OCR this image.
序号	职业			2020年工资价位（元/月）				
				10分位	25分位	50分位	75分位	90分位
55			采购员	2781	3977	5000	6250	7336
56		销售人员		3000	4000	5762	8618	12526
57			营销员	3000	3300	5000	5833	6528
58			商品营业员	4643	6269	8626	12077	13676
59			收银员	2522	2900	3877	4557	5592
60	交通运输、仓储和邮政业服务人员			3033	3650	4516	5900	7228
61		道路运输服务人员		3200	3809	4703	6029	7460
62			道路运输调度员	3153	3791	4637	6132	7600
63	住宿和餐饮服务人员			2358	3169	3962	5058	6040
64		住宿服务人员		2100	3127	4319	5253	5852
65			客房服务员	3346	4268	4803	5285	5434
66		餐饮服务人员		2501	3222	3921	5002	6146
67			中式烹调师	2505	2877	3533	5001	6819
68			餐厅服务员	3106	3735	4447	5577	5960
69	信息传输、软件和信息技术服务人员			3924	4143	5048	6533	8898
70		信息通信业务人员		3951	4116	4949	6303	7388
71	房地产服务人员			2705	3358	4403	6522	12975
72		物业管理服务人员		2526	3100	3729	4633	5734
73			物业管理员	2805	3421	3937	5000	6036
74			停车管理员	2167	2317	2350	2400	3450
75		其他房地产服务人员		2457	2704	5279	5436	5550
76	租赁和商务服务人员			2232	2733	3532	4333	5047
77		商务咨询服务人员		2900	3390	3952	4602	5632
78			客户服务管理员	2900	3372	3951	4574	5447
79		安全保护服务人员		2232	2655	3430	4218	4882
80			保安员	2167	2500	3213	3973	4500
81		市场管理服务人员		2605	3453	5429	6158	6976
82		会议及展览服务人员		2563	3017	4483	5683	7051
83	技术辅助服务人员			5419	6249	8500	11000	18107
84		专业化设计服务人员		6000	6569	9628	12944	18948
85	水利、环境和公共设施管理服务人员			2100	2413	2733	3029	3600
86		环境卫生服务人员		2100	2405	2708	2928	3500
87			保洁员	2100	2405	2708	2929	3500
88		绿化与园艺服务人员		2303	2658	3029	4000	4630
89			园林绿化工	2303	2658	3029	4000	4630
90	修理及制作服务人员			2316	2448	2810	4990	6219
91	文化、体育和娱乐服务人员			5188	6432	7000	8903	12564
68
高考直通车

# Work instructions
Return all of the data word for word.

# Expected answer
OCR this image.
序号	职业			2020年工资价位（元/月）				
				10分位	25分位	50分位	75分位	90分位
55			采购员	2781	3977	5000	6250	7336
56		销售人员		3000	4000	5762	8618	12526
57			营销员	3000	3300	5000	5833	6528
58			商品营业员	4643	6269	8626	12077	13676
59			收银员	2522	2900	3877	4557	5592
60	交通运输、仓储和邮政业服务人员			3033	3650	4516	5900	7228
61		道路运输服务人员		3200	3809	4703	6029	7460
62			道路运输调度员	3153	3791	4637	6132	7600
63	住宿和餐饮服务人员			2358	3169	3962	5058	6040
64		住宿服务人员		2100	3127	4319	5253	5852
65			客房服务员	3346	4268	4803	5285	5434
66		餐饮服务人员		2501	3222	3921	5002	6146
67			中式烹调师	2505	2877	3533	5001	6819
68			餐厅服务员	3106	3735	4447	5577	5960
69	信息传输、软件和信息技术服务人员			3924	4143	5048	6533	8898
70		信息通信业务人员		3951	4116	4949	6303	7388
71	房地产服务人员			2705	3358	4403	6522	12975
72		物业管理服务人员		2526	3100	3729	4633	5734
73			物业管理员	2805	3421	3937	5000	6036
74			停车管理员	2167	2317	2350	2400	3450
75		其他房地产服务人员		2457	2704	5279	5436	5550
76	租赁和商务服务人员			2232	2733	3532	4333	5047
77		商务咨询服务人员		2900	3390	3952	4602	5632
78			客户服务管理员	2900	3372	3951	4574	5447
79		安全保护服务人员		2232	2655	3430	4218	4882
80			保安员	2167	2500	3213	3973	4500
81		市场管理服务人员		2605	3453	5429	6158	6976
82		会议及展览服务人员		2563	3017	4483	5683	7051
83	技术辅助服务人员			5419	6249	8500	11000	18107
84		专业化设计服务人员		6000	6569	9628	12944	18948
85	水利、环境和公共设施管理服务人员			2100	2413	2733	3029	3600
86		环境卫生服务人员		2100	2405	2708	2928	3500
87			保洁员	2100	2405	2708	2929	3500
88		绿化与园艺服务人员		2303	2658	3029	4000	4630
89			园林绿化工	2303	2658	3029	4000	4630
90	修理及制作服务人员			2316	2448	2810	4990	6219
91	文化、体育和娱乐服务人员			5188	6432	7000	8903	12564
68
高考直通车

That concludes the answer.